▸ Given task: Below are some records; reproduce every one of them exactly.

[Dataset items]
● ● ● ●
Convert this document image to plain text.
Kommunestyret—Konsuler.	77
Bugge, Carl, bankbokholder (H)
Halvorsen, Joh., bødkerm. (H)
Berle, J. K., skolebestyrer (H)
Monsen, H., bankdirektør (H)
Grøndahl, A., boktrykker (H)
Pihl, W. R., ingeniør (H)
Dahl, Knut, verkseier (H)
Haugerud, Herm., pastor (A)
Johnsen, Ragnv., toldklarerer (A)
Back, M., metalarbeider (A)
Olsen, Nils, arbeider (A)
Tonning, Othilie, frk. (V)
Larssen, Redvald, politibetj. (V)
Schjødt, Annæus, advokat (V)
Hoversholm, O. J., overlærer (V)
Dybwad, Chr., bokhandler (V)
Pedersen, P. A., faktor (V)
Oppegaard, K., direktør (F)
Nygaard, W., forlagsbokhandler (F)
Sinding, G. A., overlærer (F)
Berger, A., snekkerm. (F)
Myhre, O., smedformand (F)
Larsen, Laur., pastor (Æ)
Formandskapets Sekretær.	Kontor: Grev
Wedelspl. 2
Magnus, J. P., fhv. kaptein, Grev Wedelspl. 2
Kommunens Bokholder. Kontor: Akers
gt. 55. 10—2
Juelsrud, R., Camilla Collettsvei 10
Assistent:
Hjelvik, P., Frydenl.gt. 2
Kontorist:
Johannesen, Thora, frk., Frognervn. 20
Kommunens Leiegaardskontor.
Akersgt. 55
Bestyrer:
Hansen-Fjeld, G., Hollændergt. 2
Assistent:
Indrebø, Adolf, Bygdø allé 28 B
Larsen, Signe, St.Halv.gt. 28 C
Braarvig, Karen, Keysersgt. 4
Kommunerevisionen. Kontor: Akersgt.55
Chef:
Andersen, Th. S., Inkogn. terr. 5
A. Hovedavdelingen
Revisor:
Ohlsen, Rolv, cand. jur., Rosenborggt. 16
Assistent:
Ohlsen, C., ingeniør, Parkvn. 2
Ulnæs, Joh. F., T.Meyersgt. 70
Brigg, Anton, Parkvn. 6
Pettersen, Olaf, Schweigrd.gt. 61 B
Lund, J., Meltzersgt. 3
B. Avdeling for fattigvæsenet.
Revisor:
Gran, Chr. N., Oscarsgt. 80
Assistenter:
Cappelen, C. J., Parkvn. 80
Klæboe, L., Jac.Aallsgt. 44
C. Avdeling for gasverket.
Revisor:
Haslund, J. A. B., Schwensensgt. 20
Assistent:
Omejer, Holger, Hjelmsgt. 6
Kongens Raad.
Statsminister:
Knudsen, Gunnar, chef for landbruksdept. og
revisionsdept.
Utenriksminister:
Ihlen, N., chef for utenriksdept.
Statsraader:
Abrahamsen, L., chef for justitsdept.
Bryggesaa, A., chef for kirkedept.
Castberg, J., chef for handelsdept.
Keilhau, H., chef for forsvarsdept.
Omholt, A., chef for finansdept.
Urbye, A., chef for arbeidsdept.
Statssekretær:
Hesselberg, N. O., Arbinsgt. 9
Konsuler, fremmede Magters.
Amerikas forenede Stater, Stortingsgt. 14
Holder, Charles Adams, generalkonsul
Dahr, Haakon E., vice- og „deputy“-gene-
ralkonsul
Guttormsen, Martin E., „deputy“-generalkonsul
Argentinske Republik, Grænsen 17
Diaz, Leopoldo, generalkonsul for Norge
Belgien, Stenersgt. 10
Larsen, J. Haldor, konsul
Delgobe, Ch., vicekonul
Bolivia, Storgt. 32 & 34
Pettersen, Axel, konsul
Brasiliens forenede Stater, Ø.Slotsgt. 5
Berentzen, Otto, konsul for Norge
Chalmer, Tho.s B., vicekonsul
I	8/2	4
● ● ● ●
▸ Task result:
Convert this document image to plain text.
Kommunestyret—Konsuler.	77
Bugge, Carl, bankbokholder (H)
Halvorsen, Joh., bødkerm. (H)
Berle, J. K., skolebestyrer (H)
Monsen, H., bankdirektør (H)
Grøndahl, A., boktrykker (H)
Pihl, W. R., ingeniør (H)
Dahl, Knut, verkseier (H)
Haugerud, Herm., pastor (A)
Johnsen, Ragnv., toldklarerer (A)
Back, M., metalarbeider (A)
Olsen, Nils, arbeider (A)
Tonning, Othilie, frk. (V)
Larssen, Redvald, politibetj. (V)
Schjødt, Annæus, advokat (V)
Hoversholm, O. J., overlærer (V)
Dybwad, Chr., bokhandler (V)
Pedersen, P. A., faktor (V)
Oppegaard, K., direktør (F)
Nygaard, W., forlagsbokhandler (F)
Sinding, G. A., overlærer (F)
Berger, A., snekkerm. (F)
Myhre, O., smedformand (F)
Larsen, Laur., pastor (Æ)
Formandskapets Sekretær.	Kontor: Grev
Wedelspl. 2
Magnus, J. P., fhv. kaptein, Grev Wedelspl. 2
Kommunens Bokholder. Kontor: Akers
gt. 55. 10—2
Juelsrud, R., Camilla Collettsvei 10
Assistent:
Hjelvik, P., Frydenl.gt. 2
Kontorist:
Johannesen, Thora, frk., Frognervn. 20
Kommunens Leiegaardskontor.
Akersgt. 55
Bestyrer:
Hansen-Fjeld, G., Hollændergt. 2
Assistent:
Indrebø, Adolf, Bygdø allé 28 B
Larsen, Signe, St.Halv.gt. 28 C
Braarvig, Karen, Keysersgt. 4
Kommunerevisionen. Kontor: Akersgt.55
Chef:
Andersen, Th. S., Inkogn. terr. 5
A. Hovedavdelingen
Revisor:
Ohlsen, Rolv, cand. jur., Rosenborggt. 16
Assistent:
Ohlsen, C., ingeniør, Parkvn. 2
Ulnæs, Joh. F., T.Meyersgt. 70
Brigg, Anton, Parkvn. 6
Pettersen, Olaf, Schweigrd.gt. 61 B
Lund, J., Meltzersgt. 3
B. Avdeling for fattigvæsenet.
Revisor:
Gran, Chr. N., Oscarsgt. 80
Assistenter:
Cappelen, C. J., Parkvn. 80
Klæboe, L., Jac.Aallsgt. 44
C. Avdeling for gasverket.
Revisor:
Haslund, J. A. B., Schwensensgt. 20
Assistent:
Omejer, Holger, Hjelmsgt. 6
Kongens Raad.
Statsminister:
Knudsen, Gunnar, chef for landbruksdept. og
revisionsdept.
Utenriksminister:
Ihlen, N., chef for utenriksdept.
Statsraader:
Abrahamsen, L., chef for justitsdept.
Bryggesaa, A., chef for kirkedept.
Castberg, J., chef for handelsdept.
Keilhau, H., chef for forsvarsdept.
Omholt, A., chef for finansdept.
Urbye, A., chef for arbeidsdept.
Statssekretær:
Hesselberg, N. O., Arbinsgt. 9
Konsuler, fremmede Magters.
Amerikas forenede Stater, Stortingsgt. 14
Holder, Charles Adams, generalkonsul
Dahr, Haakon E., vice- og „deputy“-gene-
ralkonsul
Guttormsen, Martin E., „deputy“-generalkonsul
Argentinske Republik, Grænsen 17
Diaz, Leopoldo, generalkonsul for Norge
Belgien, Stenersgt. 10
Larsen, J. Haldor, konsul
Delgobe, Ch., vicekonul
Bolivia, Storgt. 32 & 34
Pettersen, Axel, konsul
Brasiliens forenede Stater, Ø.Slotsgt. 5
Berentzen, Otto, konsul for Norge
Chalmer, Tho.s B., vicekonsul
I	8/2	4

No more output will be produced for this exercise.